=== The input ===
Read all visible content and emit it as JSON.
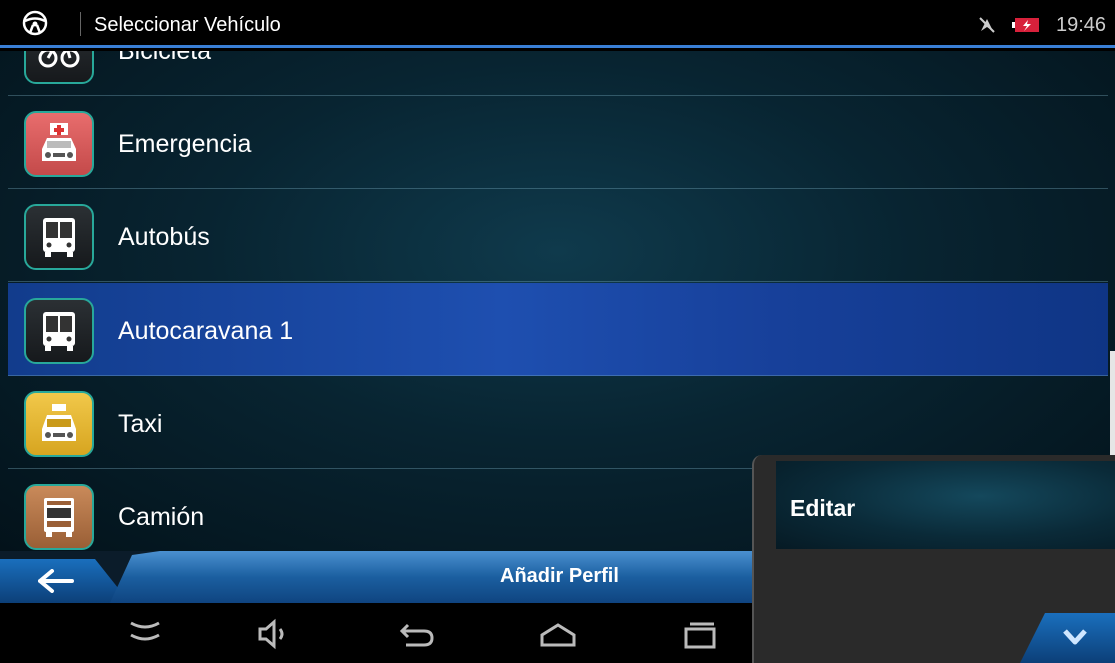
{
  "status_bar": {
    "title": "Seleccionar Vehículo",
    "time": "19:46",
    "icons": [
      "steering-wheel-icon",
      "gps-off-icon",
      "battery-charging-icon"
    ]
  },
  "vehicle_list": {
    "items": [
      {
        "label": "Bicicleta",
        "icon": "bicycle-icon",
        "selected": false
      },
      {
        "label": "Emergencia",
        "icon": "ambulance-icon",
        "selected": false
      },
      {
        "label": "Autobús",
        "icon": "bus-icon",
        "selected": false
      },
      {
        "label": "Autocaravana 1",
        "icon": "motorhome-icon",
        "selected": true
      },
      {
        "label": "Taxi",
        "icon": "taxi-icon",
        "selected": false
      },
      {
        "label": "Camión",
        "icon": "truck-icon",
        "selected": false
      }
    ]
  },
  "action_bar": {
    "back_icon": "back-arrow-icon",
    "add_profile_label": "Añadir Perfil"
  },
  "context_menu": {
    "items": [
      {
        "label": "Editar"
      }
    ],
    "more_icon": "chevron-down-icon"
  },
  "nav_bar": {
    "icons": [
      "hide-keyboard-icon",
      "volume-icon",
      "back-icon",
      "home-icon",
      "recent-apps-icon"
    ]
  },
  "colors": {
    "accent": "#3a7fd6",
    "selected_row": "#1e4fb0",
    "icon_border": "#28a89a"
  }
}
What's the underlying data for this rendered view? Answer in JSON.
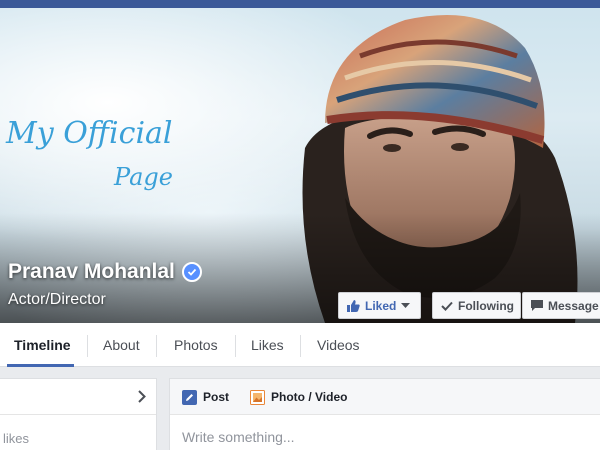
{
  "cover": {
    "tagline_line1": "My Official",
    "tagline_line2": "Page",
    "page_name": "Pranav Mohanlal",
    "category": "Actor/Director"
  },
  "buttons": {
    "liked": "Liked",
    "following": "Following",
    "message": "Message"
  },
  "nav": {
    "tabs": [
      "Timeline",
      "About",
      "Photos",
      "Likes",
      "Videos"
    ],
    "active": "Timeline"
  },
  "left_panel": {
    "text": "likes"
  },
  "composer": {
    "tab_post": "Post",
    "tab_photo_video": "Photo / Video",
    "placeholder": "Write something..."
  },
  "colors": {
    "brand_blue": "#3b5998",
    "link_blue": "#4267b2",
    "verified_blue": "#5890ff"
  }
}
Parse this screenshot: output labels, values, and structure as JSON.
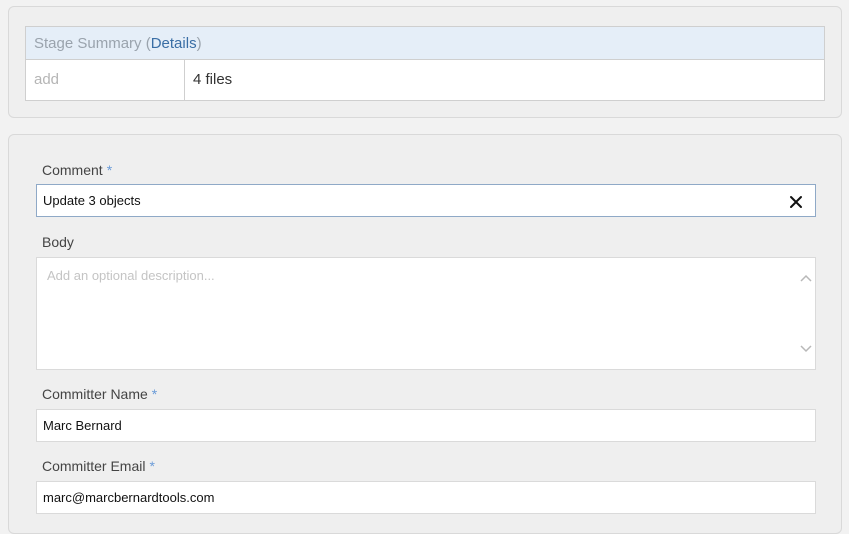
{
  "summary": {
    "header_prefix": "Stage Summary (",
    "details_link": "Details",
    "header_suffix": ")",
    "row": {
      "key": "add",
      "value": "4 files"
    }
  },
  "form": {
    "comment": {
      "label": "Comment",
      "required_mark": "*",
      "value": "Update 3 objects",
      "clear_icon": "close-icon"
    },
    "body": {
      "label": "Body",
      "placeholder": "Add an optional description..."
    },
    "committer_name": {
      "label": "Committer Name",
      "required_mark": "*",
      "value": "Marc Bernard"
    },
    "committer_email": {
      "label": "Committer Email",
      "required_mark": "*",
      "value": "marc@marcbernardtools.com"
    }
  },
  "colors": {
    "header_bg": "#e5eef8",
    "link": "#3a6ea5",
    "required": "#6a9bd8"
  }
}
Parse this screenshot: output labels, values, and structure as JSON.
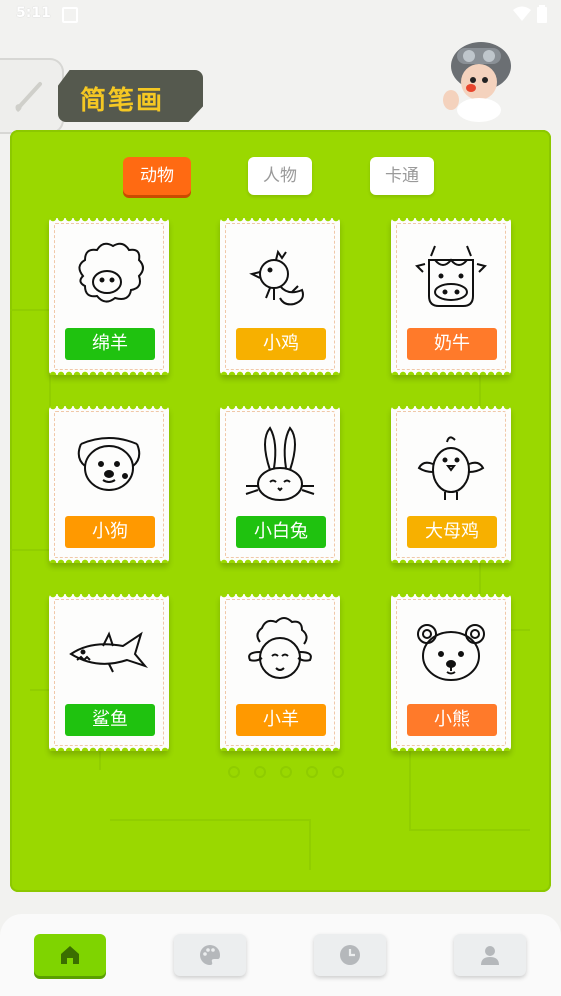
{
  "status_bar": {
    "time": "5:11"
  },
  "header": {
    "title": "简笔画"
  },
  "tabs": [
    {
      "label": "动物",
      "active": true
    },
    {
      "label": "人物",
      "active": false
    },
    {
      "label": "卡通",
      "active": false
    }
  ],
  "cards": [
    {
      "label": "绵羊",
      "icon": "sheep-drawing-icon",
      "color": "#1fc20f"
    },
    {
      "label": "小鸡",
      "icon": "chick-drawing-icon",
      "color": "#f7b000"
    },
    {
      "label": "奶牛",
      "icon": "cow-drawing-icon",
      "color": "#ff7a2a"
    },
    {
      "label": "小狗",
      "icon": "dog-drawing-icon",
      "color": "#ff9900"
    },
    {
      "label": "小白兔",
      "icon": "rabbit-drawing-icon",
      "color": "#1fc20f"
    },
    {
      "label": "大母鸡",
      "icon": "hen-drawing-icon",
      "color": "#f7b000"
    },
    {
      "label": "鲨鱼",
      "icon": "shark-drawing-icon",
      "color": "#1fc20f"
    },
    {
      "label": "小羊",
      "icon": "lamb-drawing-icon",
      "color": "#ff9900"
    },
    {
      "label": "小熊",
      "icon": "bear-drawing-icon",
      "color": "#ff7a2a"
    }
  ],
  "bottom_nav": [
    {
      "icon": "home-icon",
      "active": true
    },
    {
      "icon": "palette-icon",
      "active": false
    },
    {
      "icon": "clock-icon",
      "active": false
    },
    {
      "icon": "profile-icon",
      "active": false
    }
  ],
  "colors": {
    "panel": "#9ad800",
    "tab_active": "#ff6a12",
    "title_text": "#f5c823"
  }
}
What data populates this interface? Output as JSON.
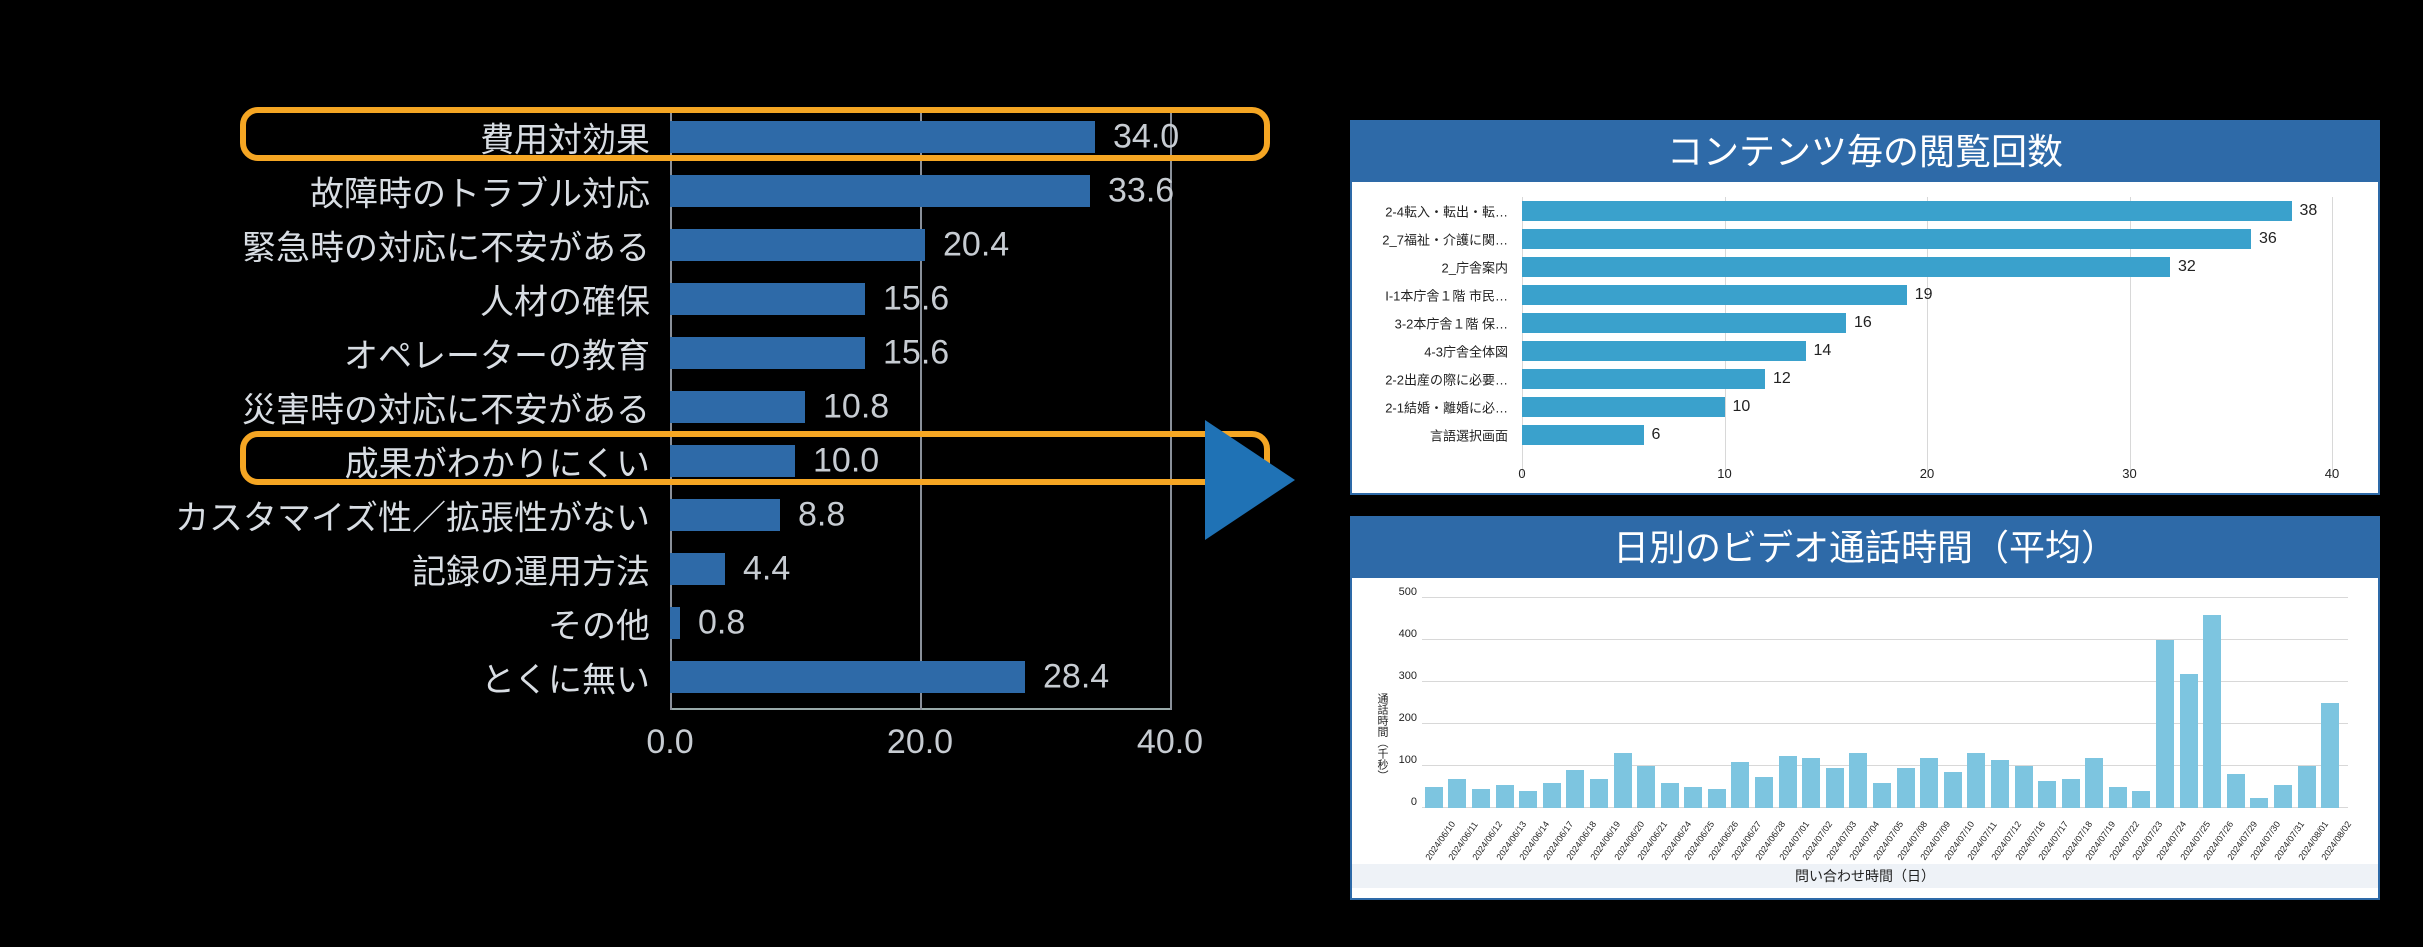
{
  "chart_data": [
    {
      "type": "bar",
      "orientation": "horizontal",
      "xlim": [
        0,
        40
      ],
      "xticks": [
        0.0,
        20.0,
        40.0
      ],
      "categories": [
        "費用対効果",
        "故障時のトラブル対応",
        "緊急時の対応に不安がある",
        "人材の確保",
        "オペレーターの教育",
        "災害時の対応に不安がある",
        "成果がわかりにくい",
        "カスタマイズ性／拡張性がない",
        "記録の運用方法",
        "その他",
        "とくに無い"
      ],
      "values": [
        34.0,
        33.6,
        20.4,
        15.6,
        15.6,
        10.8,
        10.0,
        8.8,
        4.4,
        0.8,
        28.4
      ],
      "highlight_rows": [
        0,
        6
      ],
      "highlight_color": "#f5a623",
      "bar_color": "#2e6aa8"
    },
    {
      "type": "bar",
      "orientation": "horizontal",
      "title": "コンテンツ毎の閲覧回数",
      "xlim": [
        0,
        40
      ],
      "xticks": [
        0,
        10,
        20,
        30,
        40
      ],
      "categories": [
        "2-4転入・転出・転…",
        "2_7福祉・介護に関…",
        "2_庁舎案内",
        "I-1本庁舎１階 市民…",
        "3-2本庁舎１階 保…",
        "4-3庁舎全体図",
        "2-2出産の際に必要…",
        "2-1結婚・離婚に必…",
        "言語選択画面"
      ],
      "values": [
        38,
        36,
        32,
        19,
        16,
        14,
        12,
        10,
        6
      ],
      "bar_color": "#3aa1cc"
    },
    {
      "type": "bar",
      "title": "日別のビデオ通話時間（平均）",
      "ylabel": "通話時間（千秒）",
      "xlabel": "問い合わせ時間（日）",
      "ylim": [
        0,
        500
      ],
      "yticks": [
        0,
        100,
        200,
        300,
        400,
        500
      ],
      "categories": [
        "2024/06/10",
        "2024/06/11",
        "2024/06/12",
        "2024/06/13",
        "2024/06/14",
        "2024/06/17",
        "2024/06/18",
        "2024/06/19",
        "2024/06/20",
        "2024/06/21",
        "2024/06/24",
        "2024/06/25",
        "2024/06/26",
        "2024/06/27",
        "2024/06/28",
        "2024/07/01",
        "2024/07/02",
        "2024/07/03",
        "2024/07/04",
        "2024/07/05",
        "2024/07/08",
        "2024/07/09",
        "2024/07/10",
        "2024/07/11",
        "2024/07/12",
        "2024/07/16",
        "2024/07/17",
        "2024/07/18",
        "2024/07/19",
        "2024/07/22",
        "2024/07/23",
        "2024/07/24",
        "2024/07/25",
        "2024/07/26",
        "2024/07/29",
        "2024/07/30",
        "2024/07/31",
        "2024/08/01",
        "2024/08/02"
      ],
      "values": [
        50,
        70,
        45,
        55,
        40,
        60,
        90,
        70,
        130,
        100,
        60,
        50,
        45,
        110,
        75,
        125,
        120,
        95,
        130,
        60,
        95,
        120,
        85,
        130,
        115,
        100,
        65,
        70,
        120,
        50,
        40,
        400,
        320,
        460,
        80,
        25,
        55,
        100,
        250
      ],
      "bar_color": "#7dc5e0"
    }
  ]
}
===
Exercise goal: Retype each line of the listing above word for word. Exclude the pictures.

Result for this task:
Read all visible content and emit it as JSON.
{
  "status_bar": {
    "title": "Seleccionar Vehículo",
    "time": "19:46",
    "icons": [
      "steering-wheel-icon",
      "gps-off-icon",
      "battery-charging-icon"
    ]
  },
  "vehicle_list": {
    "items": [
      {
        "label": "Bicicleta",
        "icon": "bicycle-icon",
        "selected": false
      },
      {
        "label": "Emergencia",
        "icon": "ambulance-icon",
        "selected": false
      },
      {
        "label": "Autobús",
        "icon": "bus-icon",
        "selected": false
      },
      {
        "label": "Autocaravana 1",
        "icon": "motorhome-icon",
        "selected": true
      },
      {
        "label": "Taxi",
        "icon": "taxi-icon",
        "selected": false
      },
      {
        "label": "Camión",
        "icon": "truck-icon",
        "selected": false
      }
    ]
  },
  "action_bar": {
    "back_icon": "back-arrow-icon",
    "add_profile_label": "Añadir Perfil"
  },
  "context_menu": {
    "items": [
      {
        "label": "Editar"
      }
    ],
    "more_icon": "chevron-down-icon"
  },
  "nav_bar": {
    "icons": [
      "hide-keyboard-icon",
      "volume-icon",
      "back-icon",
      "home-icon",
      "recent-apps-icon"
    ]
  },
  "colors": {
    "accent": "#3a7fd6",
    "selected_row": "#1e4fb0",
    "icon_border": "#28a89a"
  }
}
What's the underlying data for this rendered view? Answer in JSON.
{
  "cover": {
    "tagline_line1": "My Official",
    "tagline_line2": "Page",
    "page_name": "Pranav Mohanlal",
    "category": "Actor/Director"
  },
  "buttons": {
    "liked": "Liked",
    "following": "Following",
    "message": "Message"
  },
  "nav": {
    "tabs": [
      "Timeline",
      "About",
      "Photos",
      "Likes",
      "Videos"
    ],
    "active": "Timeline"
  },
  "left_panel": {
    "text": "likes"
  },
  "composer": {
    "tab_post": "Post",
    "tab_photo_video": "Photo / Video",
    "placeholder": "Write something..."
  },
  "colors": {
    "brand_blue": "#3b5998",
    "link_blue": "#4267b2",
    "verified_blue": "#5890ff"
  }
}
Parse this screenshot: output labels, values, and structure as JSON.
{
  "summary": {
    "header_prefix": "Stage Summary (",
    "details_link": "Details",
    "header_suffix": ")",
    "row": {
      "key": "add",
      "value": "4 files"
    }
  },
  "form": {
    "comment": {
      "label": "Comment",
      "required_mark": "*",
      "value": "Update 3 objects",
      "clear_icon": "close-icon"
    },
    "body": {
      "label": "Body",
      "placeholder": "Add an optional description..."
    },
    "committer_name": {
      "label": "Committer Name",
      "required_mark": "*",
      "value": "Marc Bernard"
    },
    "committer_email": {
      "label": "Committer Email",
      "required_mark": "*",
      "value": "marc@marcbernardtools.com"
    }
  },
  "colors": {
    "header_bg": "#e5eef8",
    "link": "#3a6ea5",
    "required": "#6a9bd8"
  }
}
Parse this screenshot: output labels, values, and structure as JSON.
{
  "status_bar": {
    "time": "5:11"
  },
  "header": {
    "title": "简笔画"
  },
  "tabs": [
    {
      "label": "动物",
      "active": true
    },
    {
      "label": "人物",
      "active": false
    },
    {
      "label": "卡通",
      "active": false
    }
  ],
  "cards": [
    {
      "label": "绵羊",
      "icon": "sheep-drawing-icon",
      "color": "#1fc20f"
    },
    {
      "label": "小鸡",
      "icon": "chick-drawing-icon",
      "color": "#f7b000"
    },
    {
      "label": "奶牛",
      "icon": "cow-drawing-icon",
      "color": "#ff7a2a"
    },
    {
      "label": "小狗",
      "icon": "dog-drawing-icon",
      "color": "#ff9900"
    },
    {
      "label": "小白兔",
      "icon": "rabbit-drawing-icon",
      "color": "#1fc20f"
    },
    {
      "label": "大母鸡",
      "icon": "hen-drawing-icon",
      "color": "#f7b000"
    },
    {
      "label": "鲨鱼",
      "icon": "shark-drawing-icon",
      "color": "#1fc20f"
    },
    {
      "label": "小羊",
      "icon": "lamb-drawing-icon",
      "color": "#ff9900"
    },
    {
      "label": "小熊",
      "icon": "bear-drawing-icon",
      "color": "#ff7a2a"
    }
  ],
  "bottom_nav": [
    {
      "icon": "home-icon",
      "active": true
    },
    {
      "icon": "palette-icon",
      "active": false
    },
    {
      "icon": "clock-icon",
      "active": false
    },
    {
      "icon": "profile-icon",
      "active": false
    }
  ],
  "colors": {
    "panel": "#9ad800",
    "tab_active": "#ff6a12",
    "title_text": "#f5c823"
  }
}
What data populates this interface? Output as JSON.
{
  "chart_data": [
    {
      "type": "bar",
      "orientation": "horizontal",
      "xlim": [
        0,
        40
      ],
      "xticks": [
        0.0,
        20.0,
        40.0
      ],
      "categories": [
        "費用対効果",
        "故障時のトラブル対応",
        "緊急時の対応に不安がある",
        "人材の確保",
        "オペレーターの教育",
        "災害時の対応に不安がある",
        "成果がわかりにくい",
        "カスタマイズ性／拡張性がない",
        "記録の運用方法",
        "その他",
        "とくに無い"
      ],
      "values": [
        34.0,
        33.6,
        20.4,
        15.6,
        15.6,
        10.8,
        10.0,
        8.8,
        4.4,
        0.8,
        28.4
      ],
      "highlight_rows": [
        0,
        6
      ],
      "highlight_color": "#f5a623",
      "bar_color": "#2e6aa8"
    },
    {
      "type": "bar",
      "orientation": "horizontal",
      "title": "コンテンツ毎の閲覧回数",
      "xlim": [
        0,
        40
      ],
      "xticks": [
        0,
        10,
        20,
        30,
        40
      ],
      "categories": [
        "2-4転入・転出・転…",
        "2_7福祉・介護に関…",
        "2_庁舎案内",
        "I-1本庁舎１階 市民…",
        "3-2本庁舎１階 保…",
        "4-3庁舎全体図",
        "2-2出産の際に必要…",
        "2-1結婚・離婚に必…",
        "言語選択画面"
      ],
      "values": [
        38,
        36,
        32,
        19,
        16,
        14,
        12,
        10,
        6
      ],
      "bar_color": "#3aa1cc"
    },
    {
      "type": "bar",
      "title": "日別のビデオ通話時間（平均）",
      "ylabel": "通話時間（千秒）",
      "xlabel": "問い合わせ時間（日）",
      "ylim": [
        0,
        500
      ],
      "yticks": [
        0,
        100,
        200,
        300,
        400,
        500
      ],
      "categories": [
        "2024/06/10",
        "2024/06/11",
        "2024/06/12",
        "2024/06/13",
        "2024/06/14",
        "2024/06/17",
        "2024/06/18",
        "2024/06/19",
        "2024/06/20",
        "2024/06/21",
        "2024/06/24",
        "2024/06/25",
        "2024/06/26",
        "2024/06/27",
        "2024/06/28",
        "2024/07/01",
        "2024/07/02",
        "2024/07/03",
        "2024/07/04",
        "2024/07/05",
        "2024/07/08",
        "2024/07/09",
        "2024/07/10",
        "2024/07/11",
        "2024/07/12",
        "2024/07/16",
        "2024/07/17",
        "2024/07/18",
        "2024/07/19",
        "2024/07/22",
        "2024/07/23",
        "2024/07/24",
        "2024/07/25",
        "2024/07/26",
        "2024/07/29",
        "2024/07/30",
        "2024/07/31",
        "2024/08/01",
        "2024/08/02"
      ],
      "values": [
        50,
        70,
        45,
        55,
        40,
        60,
        90,
        70,
        130,
        100,
        60,
        50,
        45,
        110,
        75,
        125,
        120,
        95,
        130,
        60,
        95,
        120,
        85,
        130,
        115,
        100,
        65,
        70,
        120,
        50,
        40,
        400,
        320,
        460,
        80,
        25,
        55,
        100,
        250
      ],
      "bar_color": "#7dc5e0"
    }
  ]
}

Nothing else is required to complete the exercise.